#### Raw records ####

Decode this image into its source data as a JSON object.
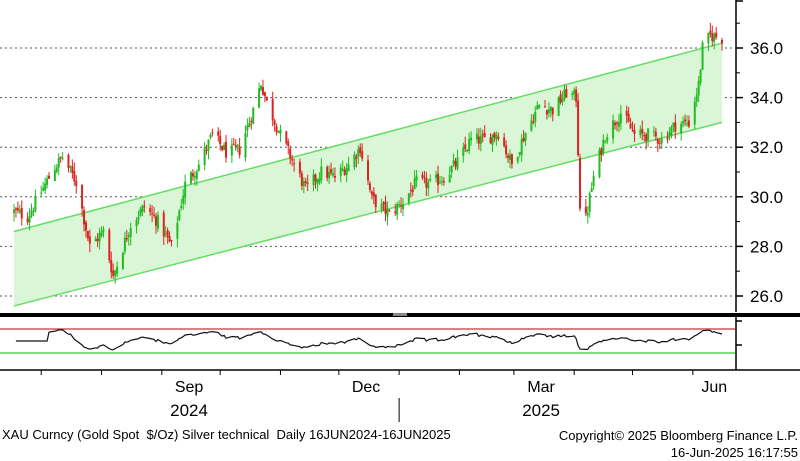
{
  "chart_data": [
    {
      "type": "candlestick",
      "instrument": "XAU Curncy (Gold Spot  $/Oz) Silver technical",
      "period": "Daily 16JUN2024-16JUN2025",
      "y_ticks": [
        "26.0",
        "28.0",
        "30.0",
        "32.0",
        "34.0",
        "36.0"
      ],
      "ylim": [
        25.0,
        37.9
      ],
      "x_month_labels": [
        "Sep",
        "Dec",
        "Mar",
        "Jun"
      ],
      "x_year_labels": [
        "2024",
        "2025"
      ],
      "colors": {
        "up": "#22bb22",
        "down": "#dd2222",
        "channel_fill": "#d9f7d6",
        "channel_line": "#66dd66"
      },
      "channel": {
        "upper": {
          "start": [
            "2024-06-17",
            28.6
          ],
          "end": [
            "2025-06-16",
            36.2
          ]
        },
        "lower": {
          "start": [
            "2024-06-17",
            25.6
          ],
          "end": [
            "2025-06-16",
            33.0
          ]
        }
      },
      "close_anchors": [
        [
          "2024-06-17",
          29.4
        ],
        [
          "2024-06-24",
          29.2
        ],
        [
          "2024-07-01",
          30.2
        ],
        [
          "2024-07-08",
          31.2
        ],
        [
          "2024-07-12",
          31.6
        ],
        [
          "2024-07-19",
          30.6
        ],
        [
          "2024-07-26",
          28.0
        ],
        [
          "2024-08-02",
          28.6
        ],
        [
          "2024-08-07",
          26.8
        ],
        [
          "2024-08-16",
          28.9
        ],
        [
          "2024-08-23",
          29.6
        ],
        [
          "2024-08-30",
          29.0
        ],
        [
          "2024-09-06",
          28.0
        ],
        [
          "2024-09-13",
          30.5
        ],
        [
          "2024-09-20",
          31.3
        ],
        [
          "2024-09-27",
          32.5
        ],
        [
          "2024-10-04",
          31.8
        ],
        [
          "2024-10-11",
          31.9
        ],
        [
          "2024-10-18",
          33.5
        ],
        [
          "2024-10-22",
          34.6
        ],
        [
          "2024-10-25",
          33.8
        ],
        [
          "2024-11-01",
          32.5
        ],
        [
          "2024-11-08",
          31.3
        ],
        [
          "2024-11-14",
          30.3
        ],
        [
          "2024-11-22",
          31.0
        ],
        [
          "2024-11-29",
          30.8
        ],
        [
          "2024-12-06",
          31.3
        ],
        [
          "2024-12-12",
          32.0
        ],
        [
          "2024-12-18",
          29.9
        ],
        [
          "2024-12-27",
          29.3
        ],
        [
          "2025-01-03",
          29.8
        ],
        [
          "2025-01-10",
          30.6
        ],
        [
          "2025-01-17",
          30.5
        ],
        [
          "2025-01-24",
          30.8
        ],
        [
          "2025-01-31",
          31.4
        ],
        [
          "2025-02-07",
          32.3
        ],
        [
          "2025-02-14",
          32.3
        ],
        [
          "2025-02-21",
          32.6
        ],
        [
          "2025-02-28",
          31.3
        ],
        [
          "2025-03-07",
          32.6
        ],
        [
          "2025-03-14",
          33.7
        ],
        [
          "2025-03-21",
          33.5
        ],
        [
          "2025-03-28",
          34.2
        ],
        [
          "2025-04-02",
          34.0
        ],
        [
          "2025-04-04",
          29.7
        ],
        [
          "2025-04-07",
          29.1
        ],
        [
          "2025-04-11",
          30.8
        ],
        [
          "2025-04-17",
          32.5
        ],
        [
          "2025-04-25",
          33.4
        ],
        [
          "2025-05-02",
          32.5
        ],
        [
          "2025-05-09",
          32.5
        ],
        [
          "2025-05-16",
          32.3
        ],
        [
          "2025-05-23",
          32.9
        ],
        [
          "2025-05-30",
          33.0
        ],
        [
          "2025-06-04",
          34.5
        ],
        [
          "2025-06-06",
          36.0
        ],
        [
          "2025-06-10",
          36.5
        ],
        [
          "2025-06-16",
          36.4
        ]
      ]
    },
    {
      "type": "line",
      "indicator": "RSI",
      "reference_levels": [
        70,
        30
      ],
      "level_colors": {
        "overbought": "#cc3333",
        "oversold": "#33cc33"
      }
    }
  ],
  "footer": {
    "left": "XAU Curncy (Gold Spot  $/Oz) Silver technical  Daily 16JUN2024-16JUN2025",
    "copyright": "Copyright© 2025 Bloomberg Finance L.P.",
    "timestamp": "16-Jun-2025 16:17:55"
  }
}
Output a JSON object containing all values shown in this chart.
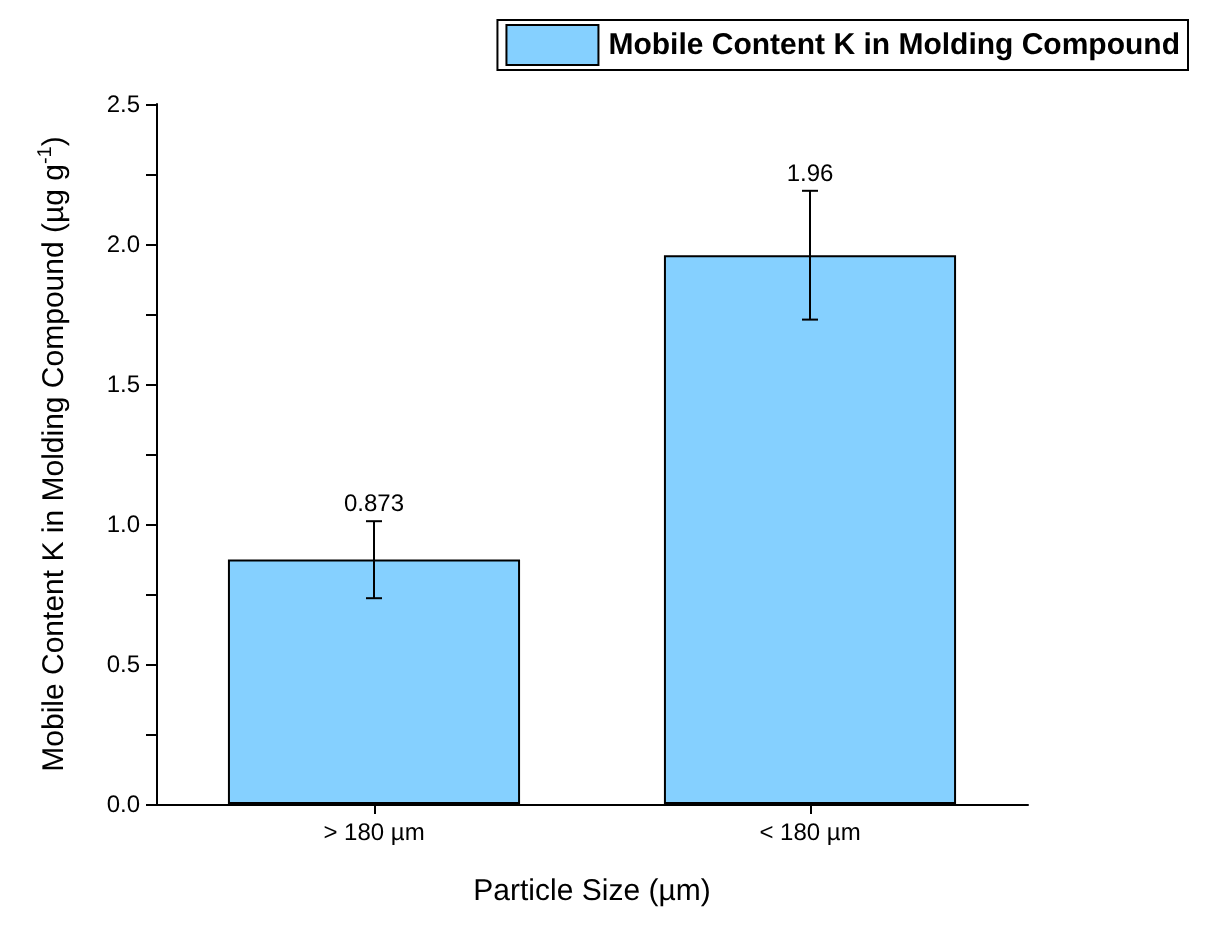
{
  "chart_data": {
    "type": "bar",
    "xlabel": "Particle Size (µm)",
    "ylabel": "Mobile Content K in Molding Compound (µg g$^{-1}$)",
    "categories": [
      "> 180 µm",
      "< 180 µm"
    ],
    "series": [
      {
        "name": "Mobile Content K in Molding Compound",
        "color": "#85d0ff",
        "values": [
          0.873,
          1.96
        ],
        "errors": [
          [
            0.735,
            1.01
          ],
          [
            1.73,
            2.19
          ]
        ]
      }
    ],
    "ylim": [
      0,
      2.5
    ],
    "yticks": [
      {
        "value": 0,
        "label": "0.0"
      },
      {
        "value": 0.25,
        "label": null
      },
      {
        "value": 0.5,
        "label": "0.5"
      },
      {
        "value": 0.75,
        "label": null
      },
      {
        "value": 1,
        "label": "1.0"
      },
      {
        "value": 1.25,
        "label": null
      },
      {
        "value": 1.5,
        "label": "1.5"
      },
      {
        "value": 1.75,
        "label": null
      },
      {
        "value": 2,
        "label": "2.0"
      },
      {
        "value": 2.25,
        "label": null
      },
      {
        "value": 2.5,
        "label": "2.5"
      }
    ],
    "data_labels": true,
    "grid": false,
    "legend": "top right"
  }
}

####

» Aim of the exercise
Locate the string "type" in the listing above and copy every line where it occurs.

» Correct result
      "type": "candlestick",
      "type": "line",
    "type": "bar",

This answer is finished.